## [DESCRIPTION OF THE TASK]
Find and return each line containing "Enter".

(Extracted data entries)
-- BEGIN --
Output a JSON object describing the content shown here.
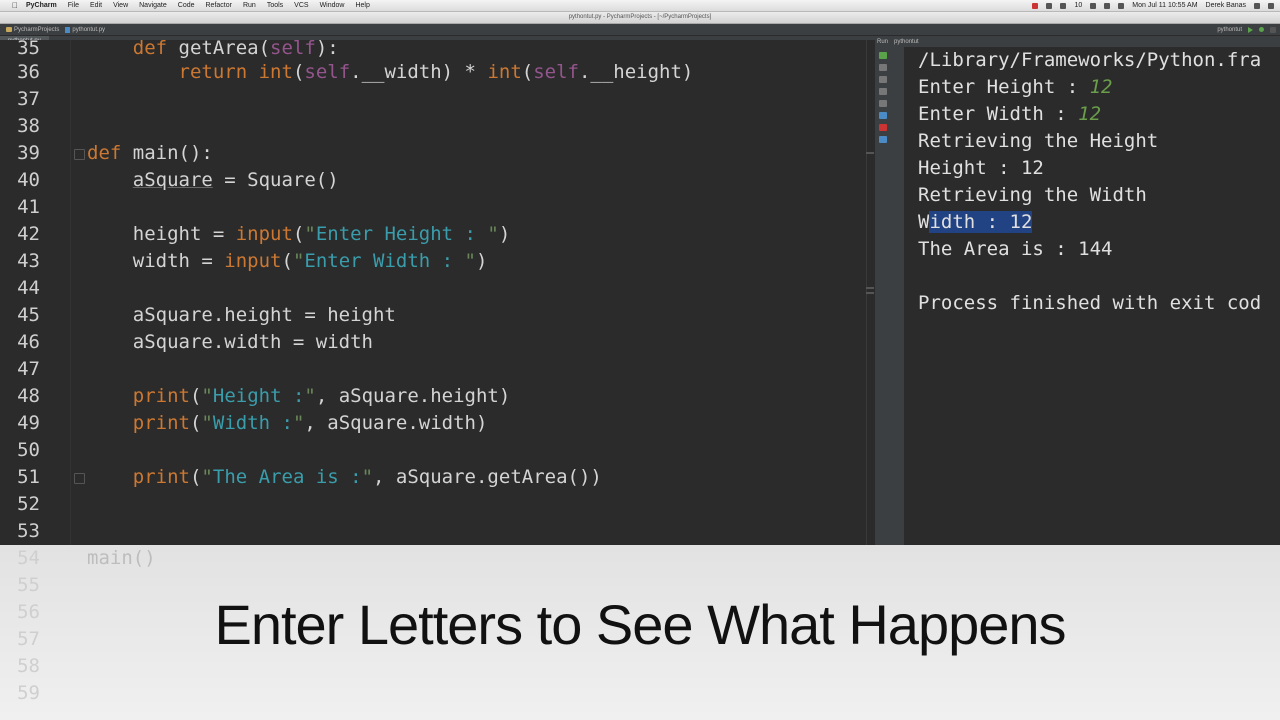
{
  "menubar": {
    "items": [
      "PyCharm",
      "File",
      "Edit",
      "View",
      "Navigate",
      "Code",
      "Refactor",
      "Run",
      "Tools",
      "VCS",
      "Window",
      "Help"
    ],
    "battery": "10",
    "clock": "Mon Jul 11  10:55 AM",
    "user": "Derek Banas"
  },
  "window": {
    "title": "pythontut.py - PycharmProjects - [~/PycharmProjects]"
  },
  "navbar": {
    "project": "PycharmProjects",
    "file": "pythontut.py",
    "run_config": "pythontut"
  },
  "editor": {
    "tab": "pythontut.py",
    "lines": [
      {
        "n": "35",
        "code": "    def getArea(self):"
      },
      {
        "n": "36",
        "code": "        return int(self.__width) * int(self.__height)"
      },
      {
        "n": "37",
        "code": ""
      },
      {
        "n": "38",
        "code": ""
      },
      {
        "n": "39",
        "code": "def main():"
      },
      {
        "n": "40",
        "code": "    aSquare = Square()"
      },
      {
        "n": "41",
        "code": ""
      },
      {
        "n": "42",
        "code": "    height = input(\"Enter Height : \")"
      },
      {
        "n": "43",
        "code": "    width = input(\"Enter Width : \")"
      },
      {
        "n": "44",
        "code": ""
      },
      {
        "n": "45",
        "code": "    aSquare.height = height"
      },
      {
        "n": "46",
        "code": "    aSquare.width = width"
      },
      {
        "n": "47",
        "code": ""
      },
      {
        "n": "48",
        "code": "    print(\"Height :\", aSquare.height)"
      },
      {
        "n": "49",
        "code": "    print(\"Width :\", aSquare.width)"
      },
      {
        "n": "50",
        "code": ""
      },
      {
        "n": "51",
        "code": "    print(\"The Area is :\", aSquare.getArea())"
      },
      {
        "n": "52",
        "code": ""
      },
      {
        "n": "53",
        "code": ""
      }
    ]
  },
  "run": {
    "tab": "Run",
    "config": "pythontut",
    "output": [
      {
        "text": "/Library/Frameworks/Python.fra"
      },
      {
        "label": "Enter Height : ",
        "input": "12"
      },
      {
        "label": "Enter Width : ",
        "input": "12"
      },
      {
        "text": "Retrieving the Height"
      },
      {
        "text": "Height : 12"
      },
      {
        "text": "Retrieving the Width"
      },
      {
        "pre": "W",
        "selected": "idth : 12"
      },
      {
        "text": "The Area is : 144"
      },
      {
        "text": ""
      },
      {
        "text": "Process finished with exit cod"
      }
    ]
  },
  "caption": {
    "text": "Enter Letters to See What Happens",
    "ghost_lines": [
      {
        "n": "54",
        "code": "main()"
      },
      {
        "n": "55",
        "code": ""
      },
      {
        "n": "56",
        "code": ""
      },
      {
        "n": "57",
        "code": ""
      },
      {
        "n": "58",
        "code": ""
      },
      {
        "n": "59",
        "code": ""
      }
    ]
  }
}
-- END --
## [FINAL RESULT]
        "code": "    height = input(\"Enter Height : \")"
        "code": "    width = input(\"Enter Width : \")"
        "label": "Enter Height : ",
        "label": "Enter Width : ",
    "text": "Enter Letters to See What Happens",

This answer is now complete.